Exercise prompt: Leave out the pictures and return every entry exactly as it appears.

Data provided:
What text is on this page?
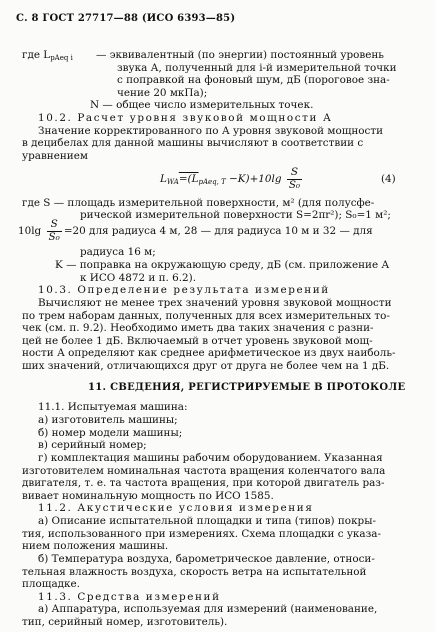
С. 8 ГОСТ 27717—88 (ИСО 6393—85)
где $L_{pAeq i}$ — эквивалентный (по энергии) постоянный уровень
звука А, полученный для i-й измерительной точки
с поправкой на фоновый шум, дБ (пороговое зна-
чение 20 мкПа);
N — общее число измерительных точек.
10.2. Расчет уровня звуковой мощности А
Значение корректированного по А уровня звуковой мощности
в децибелах для данной машины вычисляют в соответствии с
уравнением
$L_{WA}=(L_{pAeq, T} -K)+10\lg \frac{S}{\text{S₀}}$	(4)
где S — площадь измерительной поверхности, м² (для полусфе-
рической измерительной поверхности S=2πr²); S₀=1 м²;
$10\lg \frac{S}{\text{S₀}} =20$ для радиуса 4 м, 28 — для радиуса 10 м и 32 — для
радиуса 16 м;
K — поправка на окружающую среду, дБ (см. приложение А
к ИСО 4872 и п. 6.2).
10.3. Определение результата измерений
Вычисляют не менее трех значений уровня звуковой мощности
по трем наборам данных, полученных для всех измерительных то-
чек (см. п. 9.2). Необходимо иметь два таких значения с разни-
цей не более 1 дБ. Включаемый в отчет уровень звуковой мощ-
ности А определяют как среднее арифметическое из двух наиболь-
ших значений, отличающихся друг от друга не более чем на 1 дБ.
11. СВЕДЕНИЯ, РЕГИСТРИРУЕМЫЕ В ПРОТОКОЛЕ
11.1. Испытуемая машина:
а) изготовитель машины;
б) номер модели машины;
в) серийный номер;
г) комплектация машины рабочим оборудованием. Указанная
изготовителем номинальная частота вращения коленчатого вала
двигателя, т. е. та частота вращения, при которой двигатель раз-
вивает номинальную мощность по ИСО 1585.
11.2. Акустические условия измерения
а) Описание испытательной площадки и типа (типов) покры-
тия, использованного при измерениях. Схема площадки с указа-
нием положения машины.
б) Температура воздуха, барометрическое давление, относи-
тельная влажность воздуха, скорость ветра на испытательной
площадке.
11.3. Средства измерений
а) Аппаратура, используемая для измерений (наименование,
тип, серийный номер, изготовитель).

Complete answer:
What text is on this page?
С. 8 ГОСТ 27717—88 (ИСО 6393—85)
где $L_{pAeq i}$ — эквивалентный (по энергии) постоянный уровень
звука А, полученный для i-й измерительной точки
с поправкой на фоновый шум, дБ (пороговое зна-
чение 20 мкПа);
N — общее число измерительных точек.
10.2. Расчет уровня звуковой мощности А
Значение корректированного по А уровня звуковой мощности
в децибелах для данной машины вычисляют в соответствии с
уравнением
$L_{WA}=(L_{pAeq, T} -K)+10\lg \frac{S}{\text{S₀}}$	(4)
где S — площадь измерительной поверхности, м² (для полусфе-
рической измерительной поверхности S=2πr²); S₀=1 м²;
$10\lg \frac{S}{\text{S₀}} =20$ для радиуса 4 м, 28 — для радиуса 10 м и 32 — для
радиуса 16 м;
K — поправка на окружающую среду, дБ (см. приложение А
к ИСО 4872 и п. 6.2).
10.3. Определение результата измерений
Вычисляют не менее трех значений уровня звуковой мощности
по трем наборам данных, полученных для всех измерительных то-
чек (см. п. 9.2). Необходимо иметь два таких значения с разни-
цей не более 1 дБ. Включаемый в отчет уровень звуковой мощ-
ности А определяют как среднее арифметическое из двух наиболь-
ших значений, отличающихся друг от друга не более чем на 1 дБ.
11. СВЕДЕНИЯ, РЕГИСТРИРУЕМЫЕ В ПРОТОКОЛЕ
11.1. Испытуемая машина:
а) изготовитель машины;
б) номер модели машины;
в) серийный номер;
г) комплектация машины рабочим оборудованием. Указанная
изготовителем номинальная частота вращения коленчатого вала
двигателя, т. е. та частота вращения, при которой двигатель раз-
вивает номинальную мощность по ИСО 1585.
11.2. Акустические условия измерения
а) Описание испытательной площадки и типа (типов) покры-
тия, использованного при измерениях. Схема площадки с указа-
нием положения машины.
б) Температура воздуха, барометрическое давление, относи-
тельная влажность воздуха, скорость ветра на испытательной
площадке.
11.3. Средства измерений
а) Аппаратура, используемая для измерений (наименование,
тип, серийный номер, изготовитель).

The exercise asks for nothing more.